### Dataset listings of figures
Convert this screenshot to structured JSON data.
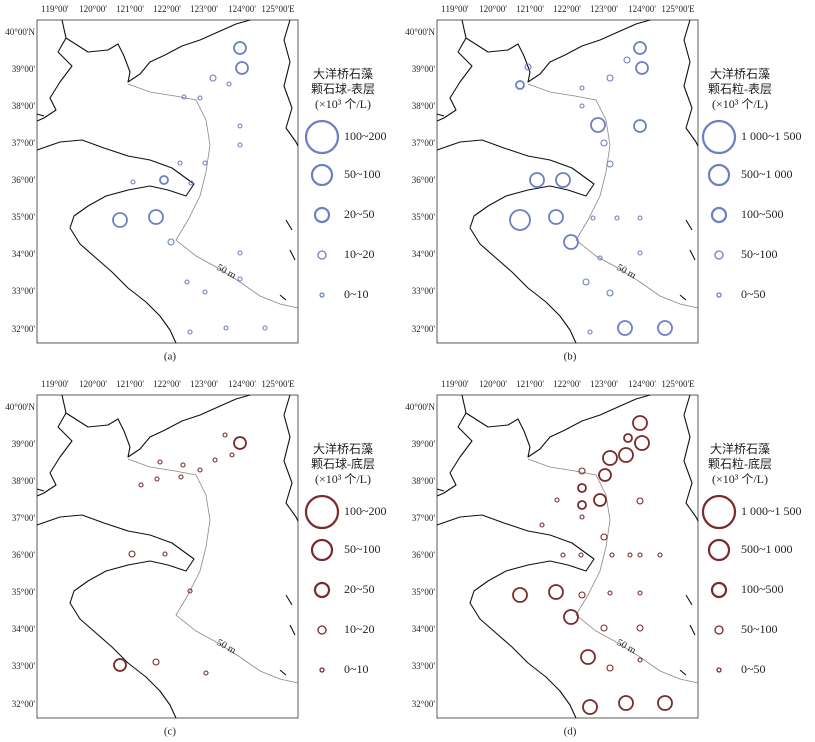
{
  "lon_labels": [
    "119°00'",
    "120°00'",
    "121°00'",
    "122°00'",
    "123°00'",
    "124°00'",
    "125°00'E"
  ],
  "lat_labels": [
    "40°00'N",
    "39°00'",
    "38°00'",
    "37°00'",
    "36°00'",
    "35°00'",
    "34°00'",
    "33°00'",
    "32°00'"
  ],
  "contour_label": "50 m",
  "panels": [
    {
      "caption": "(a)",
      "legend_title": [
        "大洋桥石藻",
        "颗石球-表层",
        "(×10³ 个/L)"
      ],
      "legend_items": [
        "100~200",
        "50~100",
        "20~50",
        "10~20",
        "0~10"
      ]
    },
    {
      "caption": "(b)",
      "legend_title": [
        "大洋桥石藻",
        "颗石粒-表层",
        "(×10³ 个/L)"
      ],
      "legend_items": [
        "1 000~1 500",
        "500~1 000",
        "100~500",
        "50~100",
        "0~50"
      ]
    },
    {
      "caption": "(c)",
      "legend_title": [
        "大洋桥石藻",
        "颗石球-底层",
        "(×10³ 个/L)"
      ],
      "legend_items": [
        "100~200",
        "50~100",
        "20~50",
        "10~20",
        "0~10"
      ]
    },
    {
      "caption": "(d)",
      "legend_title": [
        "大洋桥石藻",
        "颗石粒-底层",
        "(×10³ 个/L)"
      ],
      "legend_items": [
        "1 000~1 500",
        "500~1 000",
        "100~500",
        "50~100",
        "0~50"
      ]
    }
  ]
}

### Written task
Quote every line of the records above exactly; no picture is to be copied.

### Correct answer
Convert this screenshot to structured JSON data.
{
  "lon_labels": [
    "119°00'",
    "120°00'",
    "121°00'",
    "122°00'",
    "123°00'",
    "124°00'",
    "125°00'E"
  ],
  "lat_labels": [
    "40°00'N",
    "39°00'",
    "38°00'",
    "37°00'",
    "36°00'",
    "35°00'",
    "34°00'",
    "33°00'",
    "32°00'"
  ],
  "contour_label": "50 m",
  "panels": [
    {
      "caption": "(a)",
      "legend_title": [
        "大洋桥石藻",
        "颗石球-表层",
        "(×10³ 个/L)"
      ],
      "legend_items": [
        "100~200",
        "50~100",
        "20~50",
        "10~20",
        "0~10"
      ]
    },
    {
      "caption": "(b)",
      "legend_title": [
        "大洋桥石藻",
        "颗石粒-表层",
        "(×10³ 个/L)"
      ],
      "legend_items": [
        "1 000~1 500",
        "500~1 000",
        "100~500",
        "50~100",
        "0~50"
      ]
    },
    {
      "caption": "(c)",
      "legend_title": [
        "大洋桥石藻",
        "颗石球-底层",
        "(×10³ 个/L)"
      ],
      "legend_items": [
        "100~200",
        "50~100",
        "20~50",
        "10~20",
        "0~10"
      ]
    },
    {
      "caption": "(d)",
      "legend_title": [
        "大洋桥石藻",
        "颗石粒-底层",
        "(×10³ 个/L)"
      ],
      "legend_items": [
        "1 000~1 500",
        "500~1 000",
        "100~500",
        "50~100",
        "0~50"
      ]
    }
  ]
}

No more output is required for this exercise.